- **YOUR OBJECTIVE**: Turn the rows below into a numbered list, from the first line up to and including the line with "y-tick-label: 16 [56,118,70,133]". Leave out any blank lines.

======== PROVIDED MATERIAL ========

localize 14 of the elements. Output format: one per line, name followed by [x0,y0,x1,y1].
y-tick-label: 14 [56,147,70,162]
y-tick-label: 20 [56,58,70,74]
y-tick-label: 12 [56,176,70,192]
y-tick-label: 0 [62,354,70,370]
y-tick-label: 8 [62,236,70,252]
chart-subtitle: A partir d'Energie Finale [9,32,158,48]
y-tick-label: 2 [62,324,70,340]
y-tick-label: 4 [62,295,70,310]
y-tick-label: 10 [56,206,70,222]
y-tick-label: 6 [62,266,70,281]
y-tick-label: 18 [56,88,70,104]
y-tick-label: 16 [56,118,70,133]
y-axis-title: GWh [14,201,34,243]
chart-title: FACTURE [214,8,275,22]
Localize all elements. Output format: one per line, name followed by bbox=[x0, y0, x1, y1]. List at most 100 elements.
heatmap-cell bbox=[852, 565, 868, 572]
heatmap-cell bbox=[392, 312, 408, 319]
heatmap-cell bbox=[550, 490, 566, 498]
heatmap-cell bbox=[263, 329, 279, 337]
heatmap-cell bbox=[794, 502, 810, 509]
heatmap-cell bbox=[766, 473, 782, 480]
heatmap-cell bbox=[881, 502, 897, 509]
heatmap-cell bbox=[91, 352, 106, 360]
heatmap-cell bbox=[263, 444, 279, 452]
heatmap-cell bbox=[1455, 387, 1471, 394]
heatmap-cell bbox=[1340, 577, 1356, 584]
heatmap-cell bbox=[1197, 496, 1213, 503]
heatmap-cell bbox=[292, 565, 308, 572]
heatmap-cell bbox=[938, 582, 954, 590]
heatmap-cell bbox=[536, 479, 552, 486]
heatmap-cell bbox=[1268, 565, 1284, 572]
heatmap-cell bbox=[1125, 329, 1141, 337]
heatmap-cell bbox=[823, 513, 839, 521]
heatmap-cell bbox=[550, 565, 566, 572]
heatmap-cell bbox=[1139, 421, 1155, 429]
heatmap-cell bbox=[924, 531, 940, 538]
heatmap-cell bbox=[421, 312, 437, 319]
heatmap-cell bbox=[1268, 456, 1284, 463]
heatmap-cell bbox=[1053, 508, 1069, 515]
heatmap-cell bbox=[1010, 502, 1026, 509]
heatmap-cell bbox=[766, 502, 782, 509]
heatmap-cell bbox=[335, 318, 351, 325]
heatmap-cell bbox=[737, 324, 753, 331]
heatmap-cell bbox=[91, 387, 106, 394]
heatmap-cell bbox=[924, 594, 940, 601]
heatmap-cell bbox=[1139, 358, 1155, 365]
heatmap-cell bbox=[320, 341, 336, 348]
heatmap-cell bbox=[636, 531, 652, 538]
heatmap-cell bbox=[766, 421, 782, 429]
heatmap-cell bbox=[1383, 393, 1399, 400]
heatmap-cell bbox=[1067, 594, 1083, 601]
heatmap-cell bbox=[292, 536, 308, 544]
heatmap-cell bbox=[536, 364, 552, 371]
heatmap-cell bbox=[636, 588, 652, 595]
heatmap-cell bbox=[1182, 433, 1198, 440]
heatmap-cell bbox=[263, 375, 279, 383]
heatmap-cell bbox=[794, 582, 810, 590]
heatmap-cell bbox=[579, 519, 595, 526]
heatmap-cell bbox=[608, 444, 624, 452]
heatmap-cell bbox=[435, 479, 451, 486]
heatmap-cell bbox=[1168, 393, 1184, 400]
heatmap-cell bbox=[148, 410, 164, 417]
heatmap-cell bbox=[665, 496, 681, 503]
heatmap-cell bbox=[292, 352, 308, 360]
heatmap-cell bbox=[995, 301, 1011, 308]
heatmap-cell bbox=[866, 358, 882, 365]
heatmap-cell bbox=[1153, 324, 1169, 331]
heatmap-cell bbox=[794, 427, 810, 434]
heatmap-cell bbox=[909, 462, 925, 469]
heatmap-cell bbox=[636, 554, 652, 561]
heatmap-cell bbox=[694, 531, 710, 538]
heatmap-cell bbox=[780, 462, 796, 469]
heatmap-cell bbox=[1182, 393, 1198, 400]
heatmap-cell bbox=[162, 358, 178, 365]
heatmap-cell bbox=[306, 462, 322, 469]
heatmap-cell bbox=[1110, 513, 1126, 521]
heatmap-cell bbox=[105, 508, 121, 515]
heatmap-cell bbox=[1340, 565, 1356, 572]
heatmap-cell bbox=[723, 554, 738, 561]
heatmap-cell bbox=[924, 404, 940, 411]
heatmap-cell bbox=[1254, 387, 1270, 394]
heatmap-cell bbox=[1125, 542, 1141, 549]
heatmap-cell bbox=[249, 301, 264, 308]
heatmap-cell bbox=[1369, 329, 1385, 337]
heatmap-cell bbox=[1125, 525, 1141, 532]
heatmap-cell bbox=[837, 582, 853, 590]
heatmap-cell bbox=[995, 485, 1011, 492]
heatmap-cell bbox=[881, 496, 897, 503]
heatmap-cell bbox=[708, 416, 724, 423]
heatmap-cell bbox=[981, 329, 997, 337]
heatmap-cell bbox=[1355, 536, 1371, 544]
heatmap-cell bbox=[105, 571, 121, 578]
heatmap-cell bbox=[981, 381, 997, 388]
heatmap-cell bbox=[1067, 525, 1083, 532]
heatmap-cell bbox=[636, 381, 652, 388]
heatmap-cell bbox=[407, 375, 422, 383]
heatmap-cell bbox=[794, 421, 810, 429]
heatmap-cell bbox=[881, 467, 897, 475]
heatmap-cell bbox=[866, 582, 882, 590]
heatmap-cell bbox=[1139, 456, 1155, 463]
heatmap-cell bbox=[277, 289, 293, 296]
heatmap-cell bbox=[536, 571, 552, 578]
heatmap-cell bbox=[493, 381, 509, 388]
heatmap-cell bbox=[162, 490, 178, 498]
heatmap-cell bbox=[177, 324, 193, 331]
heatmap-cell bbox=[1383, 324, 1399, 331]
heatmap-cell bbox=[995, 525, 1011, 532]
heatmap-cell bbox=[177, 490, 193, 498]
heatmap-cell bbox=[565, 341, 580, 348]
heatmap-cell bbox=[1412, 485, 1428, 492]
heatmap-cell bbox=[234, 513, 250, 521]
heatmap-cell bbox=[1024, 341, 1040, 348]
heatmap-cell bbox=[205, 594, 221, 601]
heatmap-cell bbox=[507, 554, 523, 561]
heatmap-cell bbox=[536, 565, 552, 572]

========

- **RESPONSE TO THE EXERCISE**:
1. localize 14 of the elements. Output format: one per line, name followed by [x0,y0,x1,y1].
2. y-tick-label: 14 [56,147,70,162]
3. y-tick-label: 20 [56,58,70,74]
4. y-tick-label: 12 [56,176,70,192]
5. y-tick-label: 0 [62,354,70,370]
6. y-tick-label: 8 [62,236,70,252]
7. chart-subtitle: A partir d'Energie Finale [9,32,158,48]
8. y-tick-label: 2 [62,324,70,340]
9. y-tick-label: 4 [62,295,70,310]
10. y-tick-label: 10 [56,206,70,222]
11. y-tick-label: 6 [62,266,70,281]
12. y-tick-label: 18 [56,88,70,104]
13. y-tick-label: 16 [56,118,70,133]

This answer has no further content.